## REQUIREMENT
Take every line where the string "sous" appears and copy it.

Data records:
╭──
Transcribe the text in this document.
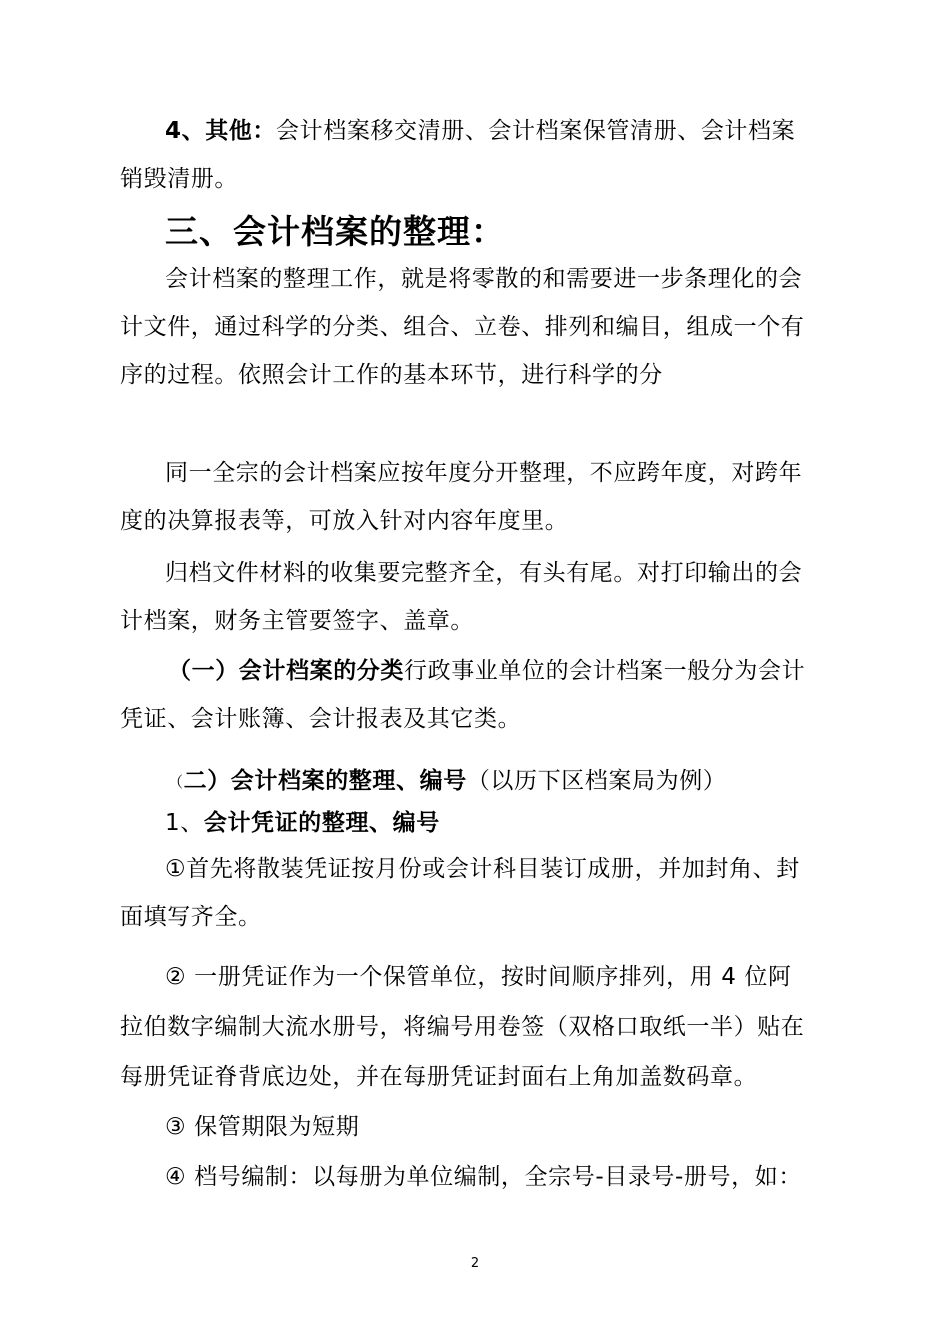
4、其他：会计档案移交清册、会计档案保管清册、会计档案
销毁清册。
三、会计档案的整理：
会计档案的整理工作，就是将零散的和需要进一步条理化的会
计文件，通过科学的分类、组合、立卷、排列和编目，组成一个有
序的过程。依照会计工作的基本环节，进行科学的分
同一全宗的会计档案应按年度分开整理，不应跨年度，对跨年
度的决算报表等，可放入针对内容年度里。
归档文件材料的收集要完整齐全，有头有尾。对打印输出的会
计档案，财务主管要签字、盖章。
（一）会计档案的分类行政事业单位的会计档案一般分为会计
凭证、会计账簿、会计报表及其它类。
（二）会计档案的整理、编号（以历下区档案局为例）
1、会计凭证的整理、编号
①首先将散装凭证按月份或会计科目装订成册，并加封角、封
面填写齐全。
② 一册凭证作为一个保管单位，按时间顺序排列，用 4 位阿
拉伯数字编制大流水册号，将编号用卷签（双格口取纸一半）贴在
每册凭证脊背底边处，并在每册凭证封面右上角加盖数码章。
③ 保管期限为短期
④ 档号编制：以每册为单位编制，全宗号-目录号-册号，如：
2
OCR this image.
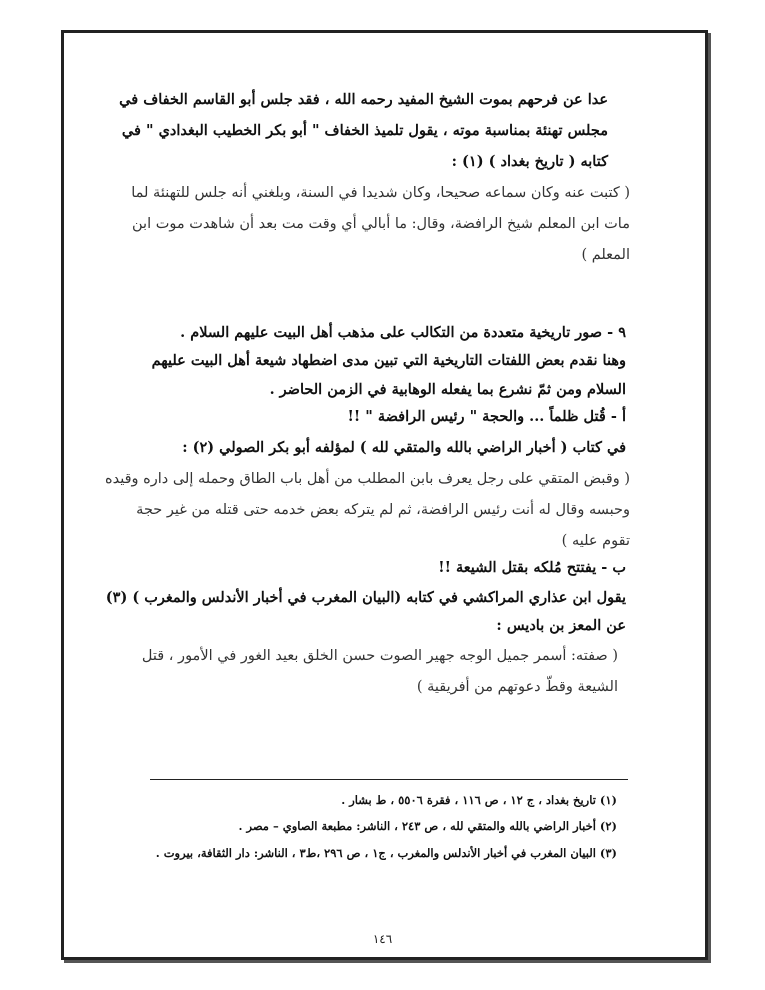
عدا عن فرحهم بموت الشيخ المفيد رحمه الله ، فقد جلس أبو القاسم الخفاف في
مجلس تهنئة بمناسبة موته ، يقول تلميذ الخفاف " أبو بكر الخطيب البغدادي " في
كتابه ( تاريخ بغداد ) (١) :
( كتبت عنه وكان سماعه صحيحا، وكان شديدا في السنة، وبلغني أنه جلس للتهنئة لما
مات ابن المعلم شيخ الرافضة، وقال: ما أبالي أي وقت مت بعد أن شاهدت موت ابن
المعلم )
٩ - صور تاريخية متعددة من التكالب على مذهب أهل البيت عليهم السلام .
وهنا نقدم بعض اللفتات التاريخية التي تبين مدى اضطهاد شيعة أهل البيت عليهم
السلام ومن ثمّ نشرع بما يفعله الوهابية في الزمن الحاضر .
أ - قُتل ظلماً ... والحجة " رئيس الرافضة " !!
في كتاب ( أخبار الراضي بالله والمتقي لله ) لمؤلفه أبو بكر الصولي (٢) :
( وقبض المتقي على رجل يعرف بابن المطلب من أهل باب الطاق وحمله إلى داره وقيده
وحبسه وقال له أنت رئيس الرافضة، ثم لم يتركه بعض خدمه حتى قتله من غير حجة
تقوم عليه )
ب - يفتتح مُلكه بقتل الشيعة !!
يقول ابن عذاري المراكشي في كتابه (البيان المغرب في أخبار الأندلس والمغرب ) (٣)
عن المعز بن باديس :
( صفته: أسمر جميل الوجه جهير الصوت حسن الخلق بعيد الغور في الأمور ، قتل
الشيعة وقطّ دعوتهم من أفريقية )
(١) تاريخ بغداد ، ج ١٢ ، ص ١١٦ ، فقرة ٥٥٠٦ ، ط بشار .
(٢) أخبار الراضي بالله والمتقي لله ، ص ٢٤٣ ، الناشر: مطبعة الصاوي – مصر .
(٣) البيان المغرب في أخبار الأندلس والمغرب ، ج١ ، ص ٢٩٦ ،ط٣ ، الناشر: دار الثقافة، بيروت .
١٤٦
╰──
╭──
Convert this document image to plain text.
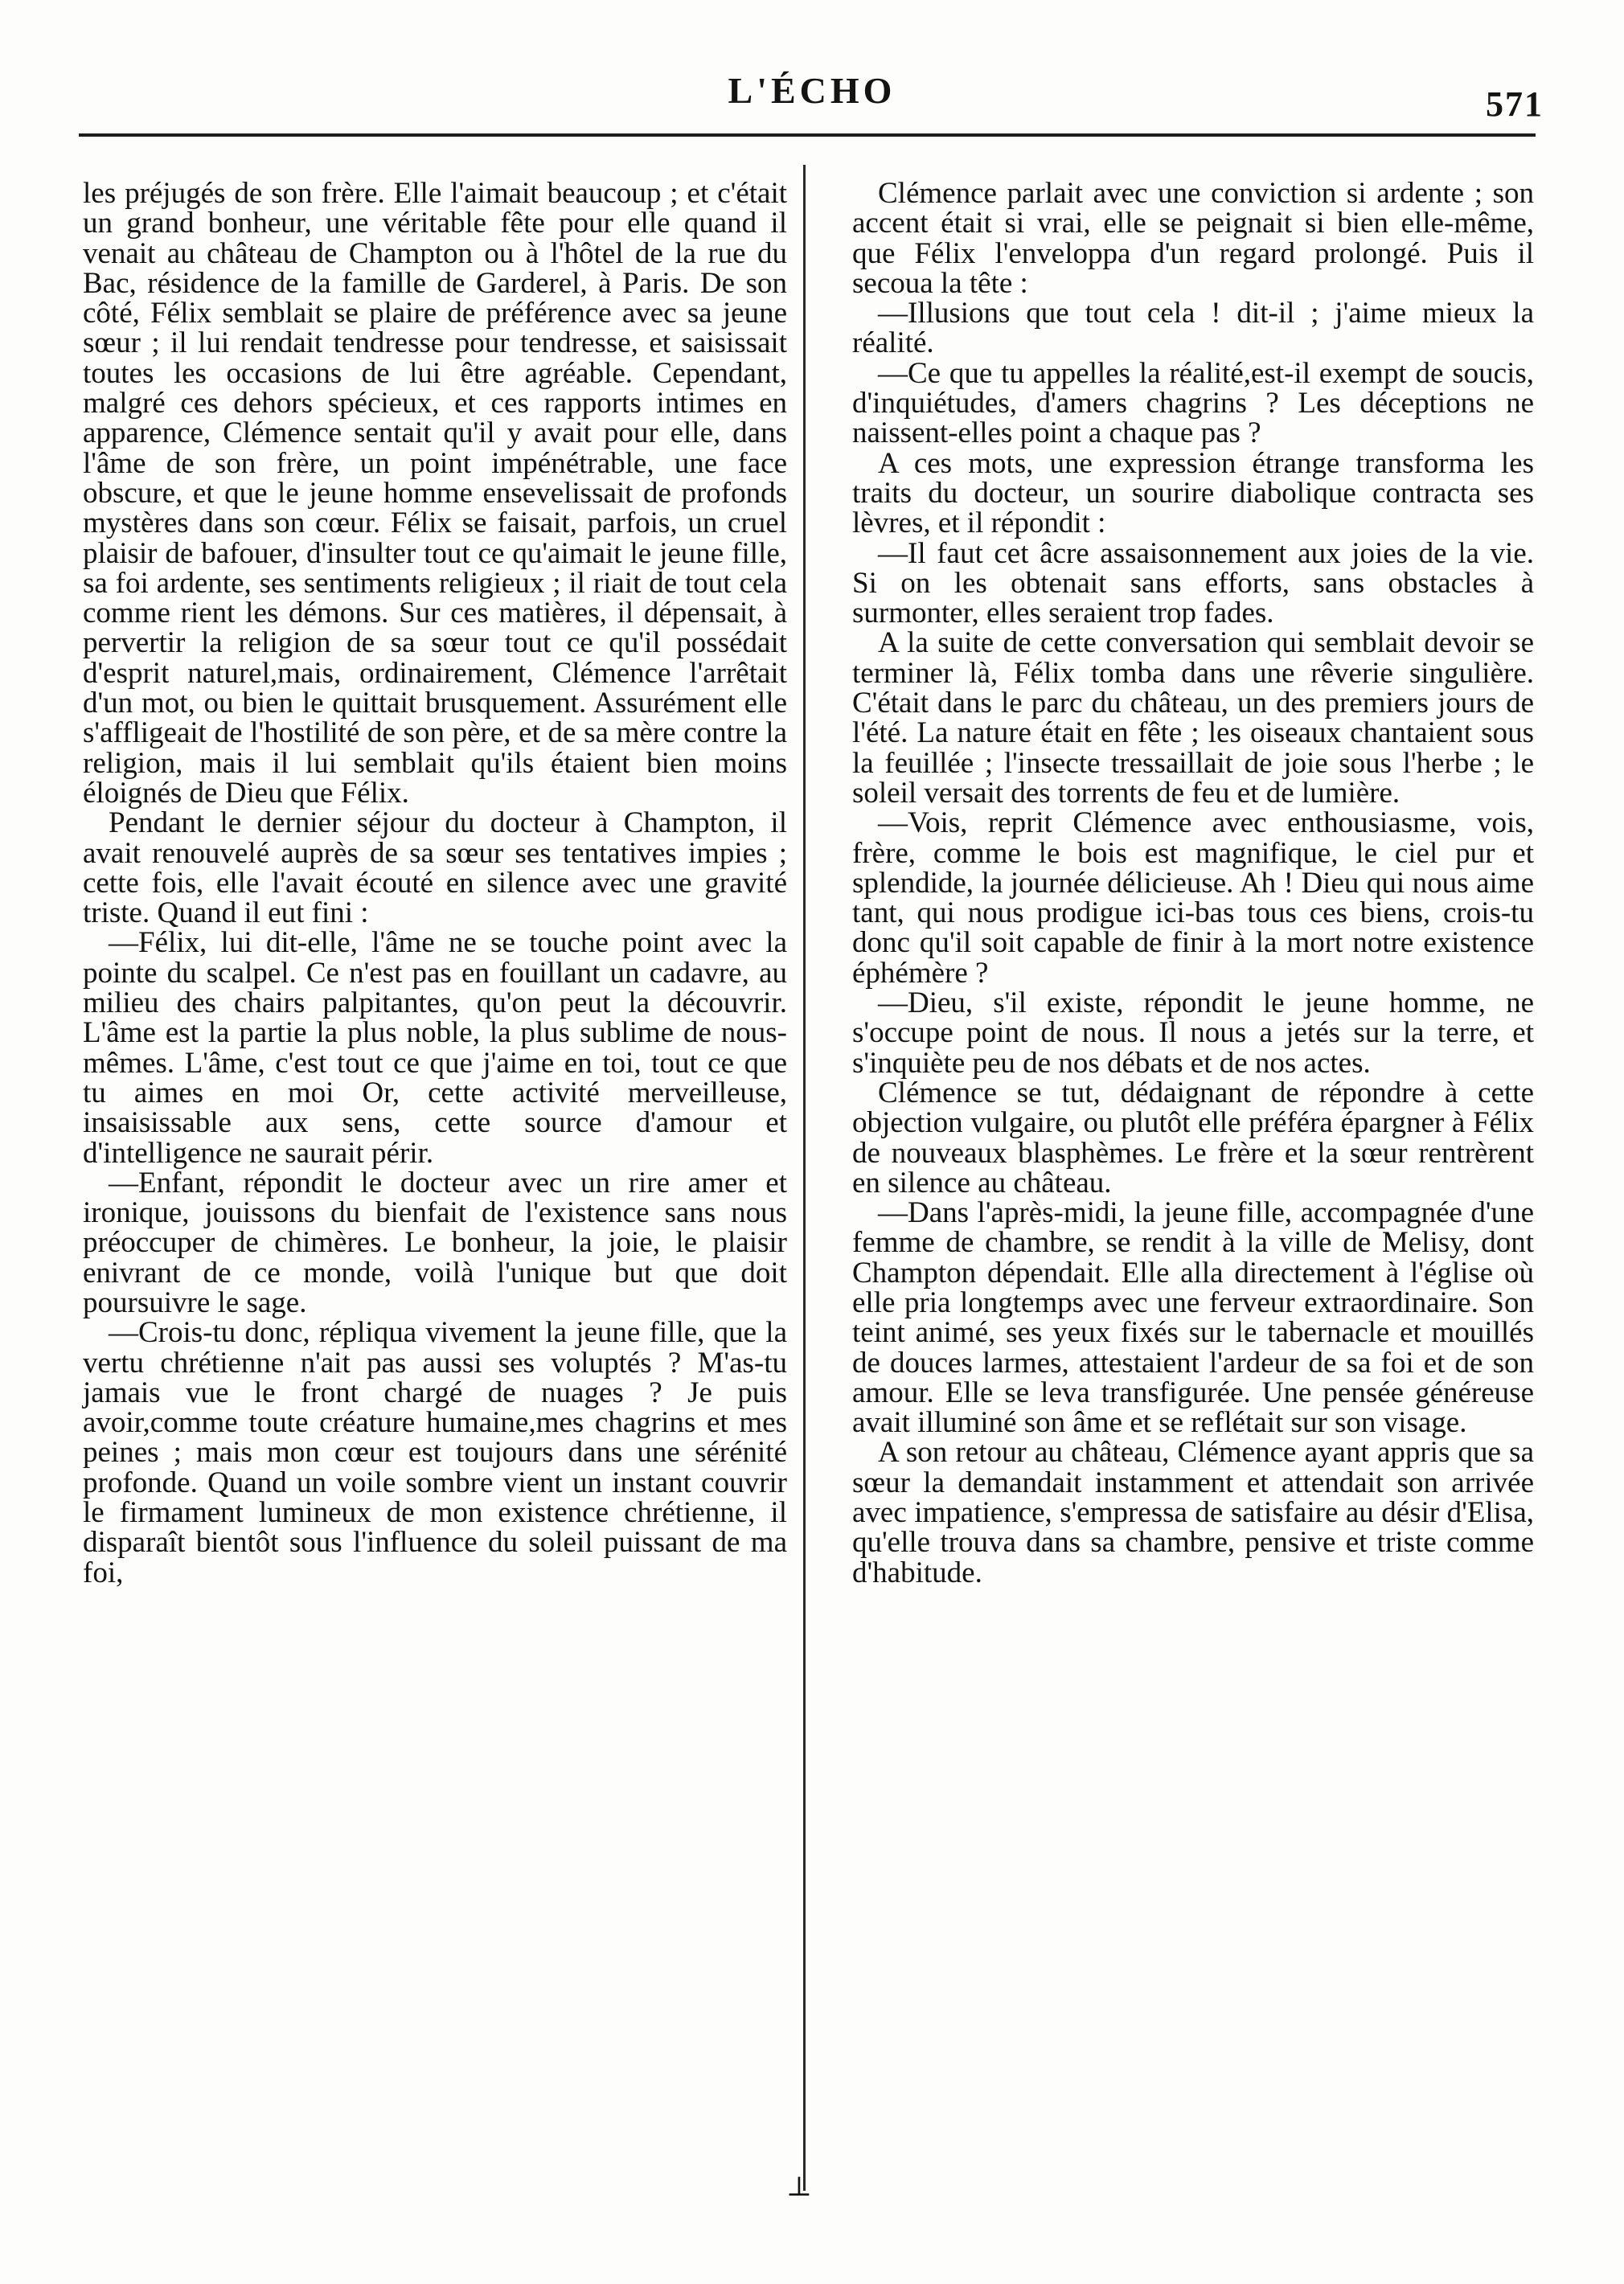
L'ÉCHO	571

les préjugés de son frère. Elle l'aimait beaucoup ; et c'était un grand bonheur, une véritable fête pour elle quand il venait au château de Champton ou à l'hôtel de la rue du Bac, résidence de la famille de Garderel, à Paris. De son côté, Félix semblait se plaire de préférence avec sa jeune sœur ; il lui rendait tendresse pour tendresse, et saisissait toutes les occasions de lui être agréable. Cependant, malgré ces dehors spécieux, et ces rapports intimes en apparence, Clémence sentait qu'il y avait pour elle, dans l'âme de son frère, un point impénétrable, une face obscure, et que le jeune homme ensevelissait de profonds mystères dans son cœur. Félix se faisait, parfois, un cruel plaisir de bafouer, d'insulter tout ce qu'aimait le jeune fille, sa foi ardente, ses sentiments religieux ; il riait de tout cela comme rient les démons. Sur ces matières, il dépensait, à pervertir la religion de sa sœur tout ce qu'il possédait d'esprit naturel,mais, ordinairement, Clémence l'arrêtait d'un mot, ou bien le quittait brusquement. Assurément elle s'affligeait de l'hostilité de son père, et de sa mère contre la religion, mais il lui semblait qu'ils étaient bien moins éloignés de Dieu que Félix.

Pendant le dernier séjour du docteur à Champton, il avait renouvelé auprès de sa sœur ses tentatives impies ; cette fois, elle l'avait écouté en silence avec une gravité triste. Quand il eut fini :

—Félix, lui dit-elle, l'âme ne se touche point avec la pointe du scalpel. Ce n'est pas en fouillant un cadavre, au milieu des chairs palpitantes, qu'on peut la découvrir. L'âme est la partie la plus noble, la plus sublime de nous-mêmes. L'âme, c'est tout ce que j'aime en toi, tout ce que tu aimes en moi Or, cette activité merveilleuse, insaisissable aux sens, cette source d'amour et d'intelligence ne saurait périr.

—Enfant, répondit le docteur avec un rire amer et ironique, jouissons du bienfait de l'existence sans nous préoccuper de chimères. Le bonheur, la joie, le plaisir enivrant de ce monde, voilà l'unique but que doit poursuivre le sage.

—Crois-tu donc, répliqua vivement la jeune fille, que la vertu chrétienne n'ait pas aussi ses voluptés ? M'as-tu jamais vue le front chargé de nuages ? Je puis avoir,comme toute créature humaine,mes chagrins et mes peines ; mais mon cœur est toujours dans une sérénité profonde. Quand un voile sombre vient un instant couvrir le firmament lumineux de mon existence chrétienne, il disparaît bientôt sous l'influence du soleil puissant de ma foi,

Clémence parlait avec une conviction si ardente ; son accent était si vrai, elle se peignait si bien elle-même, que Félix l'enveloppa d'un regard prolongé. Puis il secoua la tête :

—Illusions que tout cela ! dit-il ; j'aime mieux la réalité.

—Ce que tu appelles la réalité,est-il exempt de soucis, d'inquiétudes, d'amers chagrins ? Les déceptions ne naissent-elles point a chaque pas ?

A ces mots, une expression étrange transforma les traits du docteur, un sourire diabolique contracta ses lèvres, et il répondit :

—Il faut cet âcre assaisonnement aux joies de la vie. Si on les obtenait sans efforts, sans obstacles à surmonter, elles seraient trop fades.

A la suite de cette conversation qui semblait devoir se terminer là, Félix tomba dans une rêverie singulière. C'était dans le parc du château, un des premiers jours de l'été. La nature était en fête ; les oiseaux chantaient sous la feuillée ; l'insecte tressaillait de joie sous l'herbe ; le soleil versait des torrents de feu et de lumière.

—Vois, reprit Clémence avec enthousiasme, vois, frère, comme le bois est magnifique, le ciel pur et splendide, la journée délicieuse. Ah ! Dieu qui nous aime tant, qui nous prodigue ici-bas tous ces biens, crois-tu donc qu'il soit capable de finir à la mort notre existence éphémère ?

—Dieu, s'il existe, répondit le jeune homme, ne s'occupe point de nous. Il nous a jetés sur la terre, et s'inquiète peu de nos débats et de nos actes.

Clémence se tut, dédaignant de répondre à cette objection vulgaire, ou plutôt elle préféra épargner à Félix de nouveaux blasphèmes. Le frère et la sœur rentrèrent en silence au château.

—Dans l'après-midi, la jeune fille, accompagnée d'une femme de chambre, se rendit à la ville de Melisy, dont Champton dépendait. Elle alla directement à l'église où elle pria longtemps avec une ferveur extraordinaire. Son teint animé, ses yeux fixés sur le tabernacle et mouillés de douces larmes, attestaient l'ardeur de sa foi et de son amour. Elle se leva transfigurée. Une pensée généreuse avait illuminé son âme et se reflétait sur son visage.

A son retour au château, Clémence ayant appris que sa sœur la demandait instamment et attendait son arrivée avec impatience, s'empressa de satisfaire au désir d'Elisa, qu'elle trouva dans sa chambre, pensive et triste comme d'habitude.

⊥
╰──
╭──
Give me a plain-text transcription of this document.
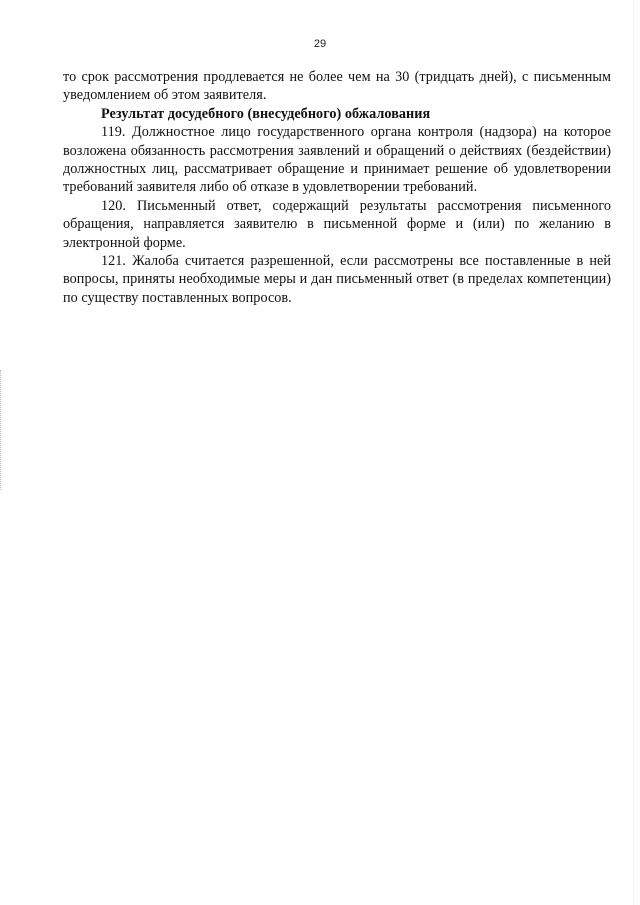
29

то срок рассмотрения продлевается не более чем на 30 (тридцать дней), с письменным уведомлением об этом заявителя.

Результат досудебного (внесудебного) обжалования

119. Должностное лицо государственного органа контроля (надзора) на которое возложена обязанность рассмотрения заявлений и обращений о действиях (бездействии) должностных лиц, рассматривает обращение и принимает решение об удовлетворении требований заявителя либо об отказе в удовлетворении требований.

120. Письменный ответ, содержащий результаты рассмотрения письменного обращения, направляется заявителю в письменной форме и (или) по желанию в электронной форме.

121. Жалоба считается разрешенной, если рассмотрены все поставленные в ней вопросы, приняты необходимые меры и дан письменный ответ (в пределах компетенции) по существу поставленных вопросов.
╰──
## ANSWER TO THIS EXERCISE
—Crois-tu donc, répliqua vivement la jeune fille, que la vertu chrétienne n'ait pas aussi ses voluptés ? M'as-tu jamais vue le front chargé de nuages ? Je puis avoir,comme toute créature humaine,mes chagrins et mes peines ; mais mon cœur est toujours dans une sérénité profonde. Quand un voile sombre vient un instant couvrir le firmament lumineux de mon existence chrétienne, il disparaît bientôt sous l'influence du soleil puissant de ma foi,
A la suite de cette conversation qui semblait devoir se terminer là, Félix tomba dans une rêverie singulière. C'était dans le parc du château, un des premiers jours de l'été. La nature était en fête ; les oiseaux chantaient sous la feuillée ; l'insecte tressaillait de joie sous l'herbe ; le soleil versait des torrents de feu et de lumière.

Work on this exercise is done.